▶ _Requirement_
Skip every image and restate the data word for word.

▶ _Given entries_
====================

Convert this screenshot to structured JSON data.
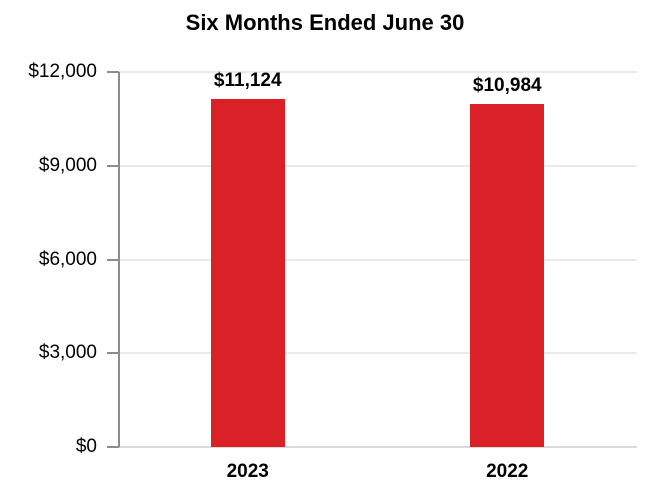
{
  "chart_data": {
    "type": "bar",
    "title": "Six Months Ended June 30",
    "categories": [
      "2023",
      "2022"
    ],
    "values": [
      11124,
      10984
    ],
    "value_labels": [
      "$11,124",
      "$10,984"
    ],
    "y_ticks": [
      {
        "value": 12000,
        "label": "$12,000"
      },
      {
        "value": 9000,
        "label": "$9,000"
      },
      {
        "value": 6000,
        "label": "$6,000"
      },
      {
        "value": 3000,
        "label": "$3,000"
      },
      {
        "value": 0,
        "label": "$0"
      }
    ],
    "ylim": [
      0,
      12000
    ],
    "xlabel": "",
    "ylabel": "",
    "grid": true,
    "legend_position": "none",
    "colors": {
      "bar": "#DA2128",
      "axis": "#8C8C8C",
      "gridline": "#EAEAEA",
      "x_axis_line": "#D9D9D9",
      "text": "#000000",
      "background": "#FFFFFF"
    }
  }
}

====================

▶ _Response for this exercise_
Convert this screenshot to structured JSON data.
{
  "chart_data": {
    "type": "bar",
    "title": "Six Months Ended June 30",
    "categories": [
      "2023",
      "2022"
    ],
    "values": [
      11124,
      10984
    ],
    "value_labels": [
      "$11,124",
      "$10,984"
    ],
    "y_ticks": [
      {
        "value": 12000,
        "label": "$12,000"
      },
      {
        "value": 9000,
        "label": "$9,000"
      },
      {
        "value": 6000,
        "label": "$6,000"
      },
      {
        "value": 3000,
        "label": "$3,000"
      },
      {
        "value": 0,
        "label": "$0"
      }
    ],
    "ylim": [
      0,
      12000
    ],
    "xlabel": "",
    "ylabel": "",
    "grid": true,
    "legend_position": "none",
    "colors": {
      "bar": "#DA2128",
      "axis": "#8C8C8C",
      "gridline": "#EAEAEA",
      "x_axis_line": "#D9D9D9",
      "text": "#000000",
      "background": "#FFFFFF"
    }
  }
}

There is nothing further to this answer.